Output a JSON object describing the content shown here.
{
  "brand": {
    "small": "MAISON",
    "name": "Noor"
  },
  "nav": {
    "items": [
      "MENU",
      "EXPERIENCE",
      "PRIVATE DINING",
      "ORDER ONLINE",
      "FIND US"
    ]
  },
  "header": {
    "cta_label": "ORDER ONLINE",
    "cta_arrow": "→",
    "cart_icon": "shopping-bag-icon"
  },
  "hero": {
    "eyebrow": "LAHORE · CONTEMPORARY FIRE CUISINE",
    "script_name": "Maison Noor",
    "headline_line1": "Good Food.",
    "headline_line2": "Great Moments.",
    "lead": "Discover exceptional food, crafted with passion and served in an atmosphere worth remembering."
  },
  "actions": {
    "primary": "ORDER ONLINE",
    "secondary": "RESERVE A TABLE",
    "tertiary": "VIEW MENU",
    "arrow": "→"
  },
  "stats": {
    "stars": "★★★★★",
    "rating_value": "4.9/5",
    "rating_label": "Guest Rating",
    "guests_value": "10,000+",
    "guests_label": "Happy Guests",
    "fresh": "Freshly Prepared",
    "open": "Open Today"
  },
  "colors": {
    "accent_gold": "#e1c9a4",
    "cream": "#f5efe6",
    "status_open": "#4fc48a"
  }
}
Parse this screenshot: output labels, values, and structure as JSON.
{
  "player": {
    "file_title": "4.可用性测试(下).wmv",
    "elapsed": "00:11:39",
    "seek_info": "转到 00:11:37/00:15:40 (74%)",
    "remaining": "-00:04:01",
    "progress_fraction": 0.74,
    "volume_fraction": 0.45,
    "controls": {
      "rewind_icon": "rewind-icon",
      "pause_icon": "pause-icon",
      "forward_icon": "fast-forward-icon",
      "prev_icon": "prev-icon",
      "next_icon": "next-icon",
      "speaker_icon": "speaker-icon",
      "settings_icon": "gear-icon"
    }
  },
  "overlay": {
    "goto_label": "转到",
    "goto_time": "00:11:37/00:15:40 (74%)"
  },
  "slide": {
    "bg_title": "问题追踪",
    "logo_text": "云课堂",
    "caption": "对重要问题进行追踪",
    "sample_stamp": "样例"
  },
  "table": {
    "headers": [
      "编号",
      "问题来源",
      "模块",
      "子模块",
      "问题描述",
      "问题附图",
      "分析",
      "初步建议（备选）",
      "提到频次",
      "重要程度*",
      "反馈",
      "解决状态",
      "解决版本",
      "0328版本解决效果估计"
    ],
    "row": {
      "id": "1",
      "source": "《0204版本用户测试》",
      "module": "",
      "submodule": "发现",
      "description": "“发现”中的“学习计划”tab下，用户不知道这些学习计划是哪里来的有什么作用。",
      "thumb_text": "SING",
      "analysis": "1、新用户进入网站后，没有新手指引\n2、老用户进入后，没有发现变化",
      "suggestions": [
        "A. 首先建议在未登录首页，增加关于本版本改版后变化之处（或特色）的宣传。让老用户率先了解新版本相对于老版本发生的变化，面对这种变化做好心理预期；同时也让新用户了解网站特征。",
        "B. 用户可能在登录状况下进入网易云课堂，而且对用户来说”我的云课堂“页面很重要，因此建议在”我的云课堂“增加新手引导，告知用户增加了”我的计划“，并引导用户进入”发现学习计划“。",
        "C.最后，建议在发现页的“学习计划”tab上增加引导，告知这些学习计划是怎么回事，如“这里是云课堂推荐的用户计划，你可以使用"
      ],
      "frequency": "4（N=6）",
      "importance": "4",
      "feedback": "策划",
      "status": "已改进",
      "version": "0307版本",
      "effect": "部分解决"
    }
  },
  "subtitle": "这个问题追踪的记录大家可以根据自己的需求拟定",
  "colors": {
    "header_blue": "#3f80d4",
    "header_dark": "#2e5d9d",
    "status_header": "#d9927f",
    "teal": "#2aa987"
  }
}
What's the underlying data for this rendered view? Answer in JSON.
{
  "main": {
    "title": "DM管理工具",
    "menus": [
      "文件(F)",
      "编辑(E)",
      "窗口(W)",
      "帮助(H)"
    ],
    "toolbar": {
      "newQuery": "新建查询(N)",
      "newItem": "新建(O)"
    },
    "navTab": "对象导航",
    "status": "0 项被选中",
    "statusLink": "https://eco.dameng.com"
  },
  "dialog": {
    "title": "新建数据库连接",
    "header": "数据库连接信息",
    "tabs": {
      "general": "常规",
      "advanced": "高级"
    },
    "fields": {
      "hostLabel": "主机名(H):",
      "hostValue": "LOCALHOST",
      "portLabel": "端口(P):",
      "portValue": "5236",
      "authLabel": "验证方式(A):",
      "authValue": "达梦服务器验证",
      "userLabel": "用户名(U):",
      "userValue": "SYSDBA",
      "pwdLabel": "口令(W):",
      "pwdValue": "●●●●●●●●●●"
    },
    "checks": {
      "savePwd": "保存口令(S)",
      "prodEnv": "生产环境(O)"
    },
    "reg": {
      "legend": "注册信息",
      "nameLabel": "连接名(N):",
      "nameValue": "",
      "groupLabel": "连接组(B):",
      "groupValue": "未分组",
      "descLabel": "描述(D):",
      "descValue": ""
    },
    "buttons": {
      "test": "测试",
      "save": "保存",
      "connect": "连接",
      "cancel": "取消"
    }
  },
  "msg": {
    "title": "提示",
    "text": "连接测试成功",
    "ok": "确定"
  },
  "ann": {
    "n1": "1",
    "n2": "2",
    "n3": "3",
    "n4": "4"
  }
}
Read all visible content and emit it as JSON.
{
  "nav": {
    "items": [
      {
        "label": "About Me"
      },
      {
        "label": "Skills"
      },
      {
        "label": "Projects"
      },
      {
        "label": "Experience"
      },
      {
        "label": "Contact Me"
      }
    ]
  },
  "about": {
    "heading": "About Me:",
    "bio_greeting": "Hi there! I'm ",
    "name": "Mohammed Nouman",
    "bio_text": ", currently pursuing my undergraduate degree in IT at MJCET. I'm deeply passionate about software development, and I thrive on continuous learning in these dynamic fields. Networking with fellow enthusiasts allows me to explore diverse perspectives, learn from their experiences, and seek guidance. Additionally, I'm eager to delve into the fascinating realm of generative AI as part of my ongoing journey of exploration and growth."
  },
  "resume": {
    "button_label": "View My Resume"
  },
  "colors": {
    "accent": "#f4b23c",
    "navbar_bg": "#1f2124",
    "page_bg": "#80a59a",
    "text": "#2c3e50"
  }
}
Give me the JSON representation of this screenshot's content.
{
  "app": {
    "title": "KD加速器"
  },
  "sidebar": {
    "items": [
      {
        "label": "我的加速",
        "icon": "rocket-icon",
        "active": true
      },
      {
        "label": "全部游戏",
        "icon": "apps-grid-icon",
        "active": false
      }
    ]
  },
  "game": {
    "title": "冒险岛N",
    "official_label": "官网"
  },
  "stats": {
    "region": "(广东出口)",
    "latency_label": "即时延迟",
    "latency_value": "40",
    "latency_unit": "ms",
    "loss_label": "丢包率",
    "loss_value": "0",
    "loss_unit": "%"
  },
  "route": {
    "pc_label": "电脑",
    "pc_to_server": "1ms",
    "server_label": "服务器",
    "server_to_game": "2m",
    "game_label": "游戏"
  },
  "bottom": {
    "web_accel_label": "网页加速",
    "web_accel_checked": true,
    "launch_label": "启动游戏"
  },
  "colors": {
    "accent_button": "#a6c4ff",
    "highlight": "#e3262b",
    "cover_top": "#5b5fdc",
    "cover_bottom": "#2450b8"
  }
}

-------

# YOUR TASK
Repeat the material word for word, in full.

# ANSWER TO THIS PROBLEM
Output a JSON object describing the content shown here.
{
  "brand": {
    "small": "MAISON",
    "name": "Noor"
  },
  "nav": {
    "items": [
      "MENU",
      "EXPERIENCE",
      "PRIVATE DINING",
      "ORDER ONLINE",
      "FIND US"
    ]
  },
  "header": {
    "cta_label": "ORDER ONLINE",
    "cta_arrow": "→",
    "cart_icon": "shopping-bag-icon"
  },
  "hero": {
    "eyebrow": "LAHORE · CONTEMPORARY FIRE CUISINE",
    "script_name": "Maison Noor",
    "headline_line1": "Good Food.",
    "headline_line2": "Great Moments.",
    "lead": "Discover exceptional food, crafted with passion and served in an atmosphere worth remembering."
  },
  "actions": {
    "primary": "ORDER ONLINE",
    "secondary": "RESERVE A TABLE",
    "tertiary": "VIEW MENU",
    "arrow": "→"
  },
  "stats": {
    "stars": "★★★★★",
    "rating_value": "4.9/5",
    "rating_label": "Guest Rating",
    "guests_value": "10,000+",
    "guests_label": "Happy Guests",
    "fresh": "Freshly Prepared",
    "open": "Open Today"
  },
  "colors": {
    "accent_gold": "#e1c9a4",
    "cream": "#f5efe6",
    "status_open": "#4fc48a"
  }
}
Parse this screenshot: output labels, values, and structure as JSON.
{
  "player": {
    "file_title": "4.可用性测试(下).wmv",
    "elapsed": "00:11:39",
    "seek_info": "转到 00:11:37/00:15:40 (74%)",
    "remaining": "-00:04:01",
    "progress_fraction": 0.74,
    "volume_fraction": 0.45,
    "controls": {
      "rewind_icon": "rewind-icon",
      "pause_icon": "pause-icon",
      "forward_icon": "fast-forward-icon",
      "prev_icon": "prev-icon",
      "next_icon": "next-icon",
      "speaker_icon": "speaker-icon",
      "settings_icon": "gear-icon"
    }
  },
  "overlay": {
    "goto_label": "转到",
    "goto_time": "00:11:37/00:15:40 (74%)"
  },
  "slide": {
    "bg_title": "问题追踪",
    "logo_text": "云课堂",
    "caption": "对重要问题进行追踪",
    "sample_stamp": "样例"
  },
  "table": {
    "headers": [
      "编号",
      "问题来源",
      "模块",
      "子模块",
      "问题描述",
      "问题附图",
      "分析",
      "初步建议（备选）",
      "提到频次",
      "重要程度*",
      "反馈",
      "解决状态",
      "解决版本",
      "0328版本解决效果估计"
    ],
    "row": {
      "id": "1",
      "source": "《0204版本用户测试》",
      "module": "",
      "submodule": "发现",
      "description": "“发现”中的“学习计划”tab下，用户不知道这些学习计划是哪里来的有什么作用。",
      "thumb_text": "SING",
      "analysis": "1、新用户进入网站后，没有新手指引\n2、老用户进入后，没有发现变化",
      "suggestions": [
        "A. 首先建议在未登录首页，增加关于本版本改版后变化之处（或特色）的宣传。让老用户率先了解新版本相对于老版本发生的变化，面对这种变化做好心理预期；同时也让新用户了解网站特征。",
        "B. 用户可能在登录状况下进入网易云课堂，而且对用户来说”我的云课堂“页面很重要，因此建议在”我的云课堂“增加新手引导，告知用户增加了”我的计划“，并引导用户进入”发现学习计划“。",
        "C.最后，建议在发现页的“学习计划”tab上增加引导，告知这些学习计划是怎么回事，如“这里是云课堂推荐的用户计划，你可以使用"
      ],
      "frequency": "4（N=6）",
      "importance": "4",
      "feedback": "策划",
      "status": "已改进",
      "version": "0307版本",
      "effect": "部分解决"
    }
  },
  "subtitle": "这个问题追踪的记录大家可以根据自己的需求拟定",
  "colors": {
    "header_blue": "#3f80d4",
    "header_dark": "#2e5d9d",
    "status_header": "#d9927f",
    "teal": "#2aa987"
  }
}
What's the underlying data for this rendered view? Answer in JSON.
{
  "main": {
    "title": "DM管理工具",
    "menus": [
      "文件(F)",
      "编辑(E)",
      "窗口(W)",
      "帮助(H)"
    ],
    "toolbar": {
      "newQuery": "新建查询(N)",
      "newItem": "新建(O)"
    },
    "navTab": "对象导航",
    "status": "0 项被选中",
    "statusLink": "https://eco.dameng.com"
  },
  "dialog": {
    "title": "新建数据库连接",
    "header": "数据库连接信息",
    "tabs": {
      "general": "常规",
      "advanced": "高级"
    },
    "fields": {
      "hostLabel": "主机名(H):",
      "hostValue": "LOCALHOST",
      "portLabel": "端口(P):",
      "portValue": "5236",
      "authLabel": "验证方式(A):",
      "authValue": "达梦服务器验证",
      "userLabel": "用户名(U):",
      "userValue": "SYSDBA",
      "pwdLabel": "口令(W):",
      "pwdValue": "●●●●●●●●●●"
    },
    "checks": {
      "savePwd": "保存口令(S)",
      "prodEnv": "生产环境(O)"
    },
    "reg": {
      "legend": "注册信息",
      "nameLabel": "连接名(N):",
      "nameValue": "",
      "groupLabel": "连接组(B):",
      "groupValue": "未分组",
      "descLabel": "描述(D):",
      "descValue": ""
    },
    "buttons": {
      "test": "测试",
      "save": "保存",
      "connect": "连接",
      "cancel": "取消"
    }
  },
  "msg": {
    "title": "提示",
    "text": "连接测试成功",
    "ok": "确定"
  },
  "ann": {
    "n1": "1",
    "n2": "2",
    "n3": "3",
    "n4": "4"
  }
}
Read all visible content and emit it as JSON.
{
  "nav": {
    "items": [
      {
        "label": "About Me"
      },
      {
        "label": "Skills"
      },
      {
        "label": "Projects"
      },
      {
        "label": "Experience"
      },
      {
        "label": "Contact Me"
      }
    ]
  },
  "about": {
    "heading": "About Me:",
    "bio_greeting": "Hi there! I'm ",
    "name": "Mohammed Nouman",
    "bio_text": ", currently pursuing my undergraduate degree in IT at MJCET. I'm deeply passionate about software development, and I thrive on continuous learning in these dynamic fields. Networking with fellow enthusiasts allows me to explore diverse perspectives, learn from their experiences, and seek guidance. Additionally, I'm eager to delve into the fascinating realm of generative AI as part of my ongoing journey of exploration and growth."
  },
  "resume": {
    "button_label": "View My Resume"
  },
  "colors": {
    "accent": "#f4b23c",
    "navbar_bg": "#1f2124",
    "page_bg": "#80a59a",
    "text": "#2c3e50"
  }
}
Give me the JSON representation of this screenshot's content.
{
  "app": {
    "title": "KD加速器"
  },
  "sidebar": {
    "items": [
      {
        "label": "我的加速",
        "icon": "rocket-icon",
        "active": true
      },
      {
        "label": "全部游戏",
        "icon": "apps-grid-icon",
        "active": false
      }
    ]
  },
  "game": {
    "title": "冒险岛N",
    "official_label": "官网"
  },
  "stats": {
    "region": "(广东出口)",
    "latency_label": "即时延迟",
    "latency_value": "40",
    "latency_unit": "ms",
    "loss_label": "丢包率",
    "loss_value": "0",
    "loss_unit": "%"
  },
  "route": {
    "pc_label": "电脑",
    "pc_to_server": "1ms",
    "server_label": "服务器",
    "server_to_game": "2m",
    "game_label": "游戏"
  },
  "bottom": {
    "web_accel_label": "网页加速",
    "web_accel_checked": true,
    "launch_label": "启动游戏"
  },
  "colors": {
    "accent_button": "#a6c4ff",
    "highlight": "#e3262b",
    "cover_top": "#5b5fdc",
    "cover_bottom": "#2450b8"
  }
}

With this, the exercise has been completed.